◆ **Task instructions**:
Go through the listing and return every line with "Έλληνες" in it.

Collected data entries:
——

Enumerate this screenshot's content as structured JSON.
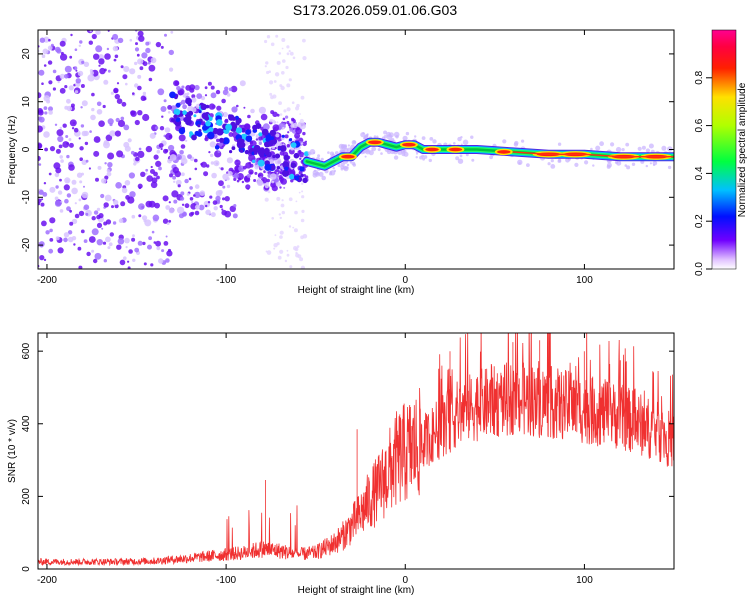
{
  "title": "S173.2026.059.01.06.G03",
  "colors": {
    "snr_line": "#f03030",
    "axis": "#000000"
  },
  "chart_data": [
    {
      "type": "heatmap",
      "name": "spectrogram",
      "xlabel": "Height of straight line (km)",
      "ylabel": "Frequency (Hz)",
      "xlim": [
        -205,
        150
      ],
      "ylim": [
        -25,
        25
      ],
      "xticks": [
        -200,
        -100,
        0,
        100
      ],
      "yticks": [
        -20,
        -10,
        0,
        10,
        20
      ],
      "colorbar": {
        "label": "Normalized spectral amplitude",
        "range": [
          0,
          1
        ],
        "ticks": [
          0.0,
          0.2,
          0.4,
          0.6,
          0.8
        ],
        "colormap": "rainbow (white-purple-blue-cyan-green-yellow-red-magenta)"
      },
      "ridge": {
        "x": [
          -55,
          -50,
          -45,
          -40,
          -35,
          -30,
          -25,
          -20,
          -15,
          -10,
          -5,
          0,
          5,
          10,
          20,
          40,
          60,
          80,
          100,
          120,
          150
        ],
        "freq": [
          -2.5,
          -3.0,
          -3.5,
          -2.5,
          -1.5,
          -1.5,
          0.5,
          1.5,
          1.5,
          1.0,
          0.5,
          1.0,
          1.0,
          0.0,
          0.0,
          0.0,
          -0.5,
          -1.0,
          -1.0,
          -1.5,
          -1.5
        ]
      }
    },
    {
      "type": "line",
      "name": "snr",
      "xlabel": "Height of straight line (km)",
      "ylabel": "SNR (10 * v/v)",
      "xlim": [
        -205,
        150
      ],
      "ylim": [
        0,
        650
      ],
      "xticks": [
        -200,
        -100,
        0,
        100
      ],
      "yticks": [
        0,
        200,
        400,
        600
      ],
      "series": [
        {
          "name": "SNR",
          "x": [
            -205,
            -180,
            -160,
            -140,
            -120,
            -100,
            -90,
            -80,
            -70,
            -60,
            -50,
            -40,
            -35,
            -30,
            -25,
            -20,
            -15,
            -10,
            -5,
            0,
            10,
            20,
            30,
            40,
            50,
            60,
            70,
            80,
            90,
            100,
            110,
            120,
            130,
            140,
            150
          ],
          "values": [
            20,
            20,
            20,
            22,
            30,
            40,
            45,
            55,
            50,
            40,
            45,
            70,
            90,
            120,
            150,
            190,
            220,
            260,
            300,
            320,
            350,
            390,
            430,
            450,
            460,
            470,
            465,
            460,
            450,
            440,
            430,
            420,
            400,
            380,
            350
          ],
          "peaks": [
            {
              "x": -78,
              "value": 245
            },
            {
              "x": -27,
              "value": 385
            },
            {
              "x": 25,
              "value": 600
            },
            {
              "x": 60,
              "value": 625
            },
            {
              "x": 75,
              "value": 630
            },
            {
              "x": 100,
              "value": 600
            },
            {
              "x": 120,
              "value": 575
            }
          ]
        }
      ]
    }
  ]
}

——

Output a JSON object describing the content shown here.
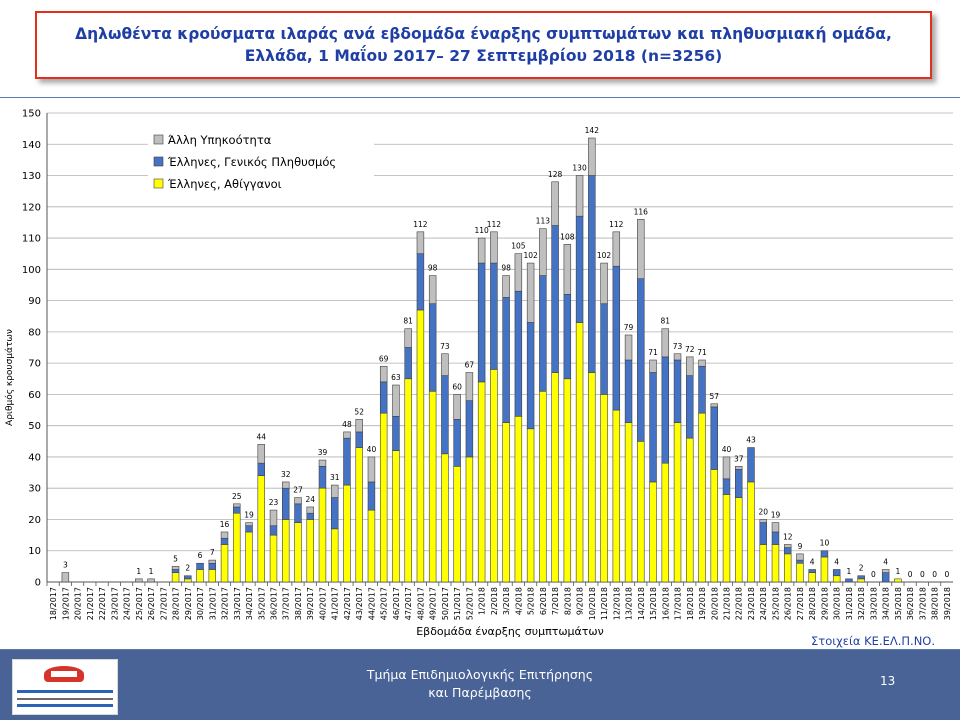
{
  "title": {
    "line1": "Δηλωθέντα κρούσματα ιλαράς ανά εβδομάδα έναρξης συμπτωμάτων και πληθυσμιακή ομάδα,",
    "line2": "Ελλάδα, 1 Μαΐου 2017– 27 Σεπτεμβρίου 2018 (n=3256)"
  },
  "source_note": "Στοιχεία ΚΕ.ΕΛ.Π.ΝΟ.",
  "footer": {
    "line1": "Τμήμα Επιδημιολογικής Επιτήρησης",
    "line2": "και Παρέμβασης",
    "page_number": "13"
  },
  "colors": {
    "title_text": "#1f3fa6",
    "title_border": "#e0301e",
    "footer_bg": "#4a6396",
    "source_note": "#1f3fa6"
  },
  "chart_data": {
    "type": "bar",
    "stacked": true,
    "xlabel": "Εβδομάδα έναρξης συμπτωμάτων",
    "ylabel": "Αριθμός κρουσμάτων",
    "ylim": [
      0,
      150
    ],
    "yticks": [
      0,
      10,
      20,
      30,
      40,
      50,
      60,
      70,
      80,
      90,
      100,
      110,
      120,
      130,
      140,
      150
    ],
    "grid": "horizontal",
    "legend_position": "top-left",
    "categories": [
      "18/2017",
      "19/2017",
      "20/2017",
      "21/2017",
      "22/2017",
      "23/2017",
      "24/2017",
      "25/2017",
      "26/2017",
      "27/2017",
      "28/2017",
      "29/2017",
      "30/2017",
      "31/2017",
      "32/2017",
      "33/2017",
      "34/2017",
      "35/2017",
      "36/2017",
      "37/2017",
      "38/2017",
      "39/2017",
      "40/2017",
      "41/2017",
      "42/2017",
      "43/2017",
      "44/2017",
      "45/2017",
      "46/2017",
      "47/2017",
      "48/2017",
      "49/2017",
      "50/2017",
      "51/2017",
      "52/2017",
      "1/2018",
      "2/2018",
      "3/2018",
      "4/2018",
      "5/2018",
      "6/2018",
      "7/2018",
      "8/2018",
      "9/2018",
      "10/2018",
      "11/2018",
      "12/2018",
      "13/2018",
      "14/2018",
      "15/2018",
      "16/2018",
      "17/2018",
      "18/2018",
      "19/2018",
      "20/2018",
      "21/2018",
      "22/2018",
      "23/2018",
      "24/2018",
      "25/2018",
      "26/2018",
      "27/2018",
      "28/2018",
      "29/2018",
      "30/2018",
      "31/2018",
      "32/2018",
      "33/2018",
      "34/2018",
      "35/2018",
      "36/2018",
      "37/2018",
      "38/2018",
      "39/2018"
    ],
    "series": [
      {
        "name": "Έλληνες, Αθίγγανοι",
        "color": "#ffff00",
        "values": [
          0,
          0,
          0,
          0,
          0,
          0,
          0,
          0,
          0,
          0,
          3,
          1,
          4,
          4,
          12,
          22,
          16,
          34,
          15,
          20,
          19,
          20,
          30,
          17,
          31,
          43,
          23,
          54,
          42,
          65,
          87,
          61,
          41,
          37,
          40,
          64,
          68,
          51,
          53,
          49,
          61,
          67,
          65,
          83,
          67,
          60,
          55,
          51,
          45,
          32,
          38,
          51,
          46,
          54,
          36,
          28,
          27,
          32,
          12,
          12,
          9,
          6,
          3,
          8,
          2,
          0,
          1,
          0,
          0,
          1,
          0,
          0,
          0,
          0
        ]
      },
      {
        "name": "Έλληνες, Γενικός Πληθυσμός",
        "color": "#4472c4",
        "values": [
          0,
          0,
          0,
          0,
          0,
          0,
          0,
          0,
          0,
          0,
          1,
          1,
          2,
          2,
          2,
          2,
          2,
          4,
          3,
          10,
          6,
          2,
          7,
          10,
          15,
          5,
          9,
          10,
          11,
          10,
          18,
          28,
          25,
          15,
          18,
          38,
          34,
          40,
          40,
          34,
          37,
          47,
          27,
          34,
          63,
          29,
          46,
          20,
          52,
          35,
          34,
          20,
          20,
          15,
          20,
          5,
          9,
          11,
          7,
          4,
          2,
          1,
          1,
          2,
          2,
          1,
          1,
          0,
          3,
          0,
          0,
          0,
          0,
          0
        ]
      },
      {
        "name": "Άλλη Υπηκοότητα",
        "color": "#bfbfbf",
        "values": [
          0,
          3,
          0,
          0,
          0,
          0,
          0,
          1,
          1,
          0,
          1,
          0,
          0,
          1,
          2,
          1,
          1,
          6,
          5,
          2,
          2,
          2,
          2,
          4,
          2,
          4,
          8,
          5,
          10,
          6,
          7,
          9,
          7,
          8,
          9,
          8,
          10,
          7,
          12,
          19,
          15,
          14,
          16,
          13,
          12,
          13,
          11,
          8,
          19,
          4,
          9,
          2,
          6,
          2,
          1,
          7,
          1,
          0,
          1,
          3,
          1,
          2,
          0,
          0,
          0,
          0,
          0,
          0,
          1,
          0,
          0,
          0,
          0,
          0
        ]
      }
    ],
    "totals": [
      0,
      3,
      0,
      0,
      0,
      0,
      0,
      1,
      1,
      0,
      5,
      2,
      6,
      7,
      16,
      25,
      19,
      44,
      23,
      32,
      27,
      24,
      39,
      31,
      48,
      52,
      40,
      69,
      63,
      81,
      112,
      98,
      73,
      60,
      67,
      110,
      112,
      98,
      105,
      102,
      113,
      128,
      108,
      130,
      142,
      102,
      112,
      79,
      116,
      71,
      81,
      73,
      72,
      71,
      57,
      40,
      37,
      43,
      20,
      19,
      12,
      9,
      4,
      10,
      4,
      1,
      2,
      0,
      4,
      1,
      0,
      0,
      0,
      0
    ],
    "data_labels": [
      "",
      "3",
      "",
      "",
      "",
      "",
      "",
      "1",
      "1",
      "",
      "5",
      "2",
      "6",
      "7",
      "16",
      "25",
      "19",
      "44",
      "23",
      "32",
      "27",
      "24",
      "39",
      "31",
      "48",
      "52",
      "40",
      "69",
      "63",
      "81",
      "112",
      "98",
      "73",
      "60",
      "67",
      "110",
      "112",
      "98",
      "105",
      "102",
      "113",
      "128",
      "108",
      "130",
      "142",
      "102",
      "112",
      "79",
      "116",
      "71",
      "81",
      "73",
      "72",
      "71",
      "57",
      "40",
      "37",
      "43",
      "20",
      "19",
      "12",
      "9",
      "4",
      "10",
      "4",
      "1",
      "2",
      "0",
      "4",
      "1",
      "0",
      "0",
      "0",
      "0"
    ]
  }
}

——

◆ **Written answer**:
        "name": "Έλληνες, Αθίγγανοι",
        "name": "Έλληνες, Γενικός Πληθυσμός",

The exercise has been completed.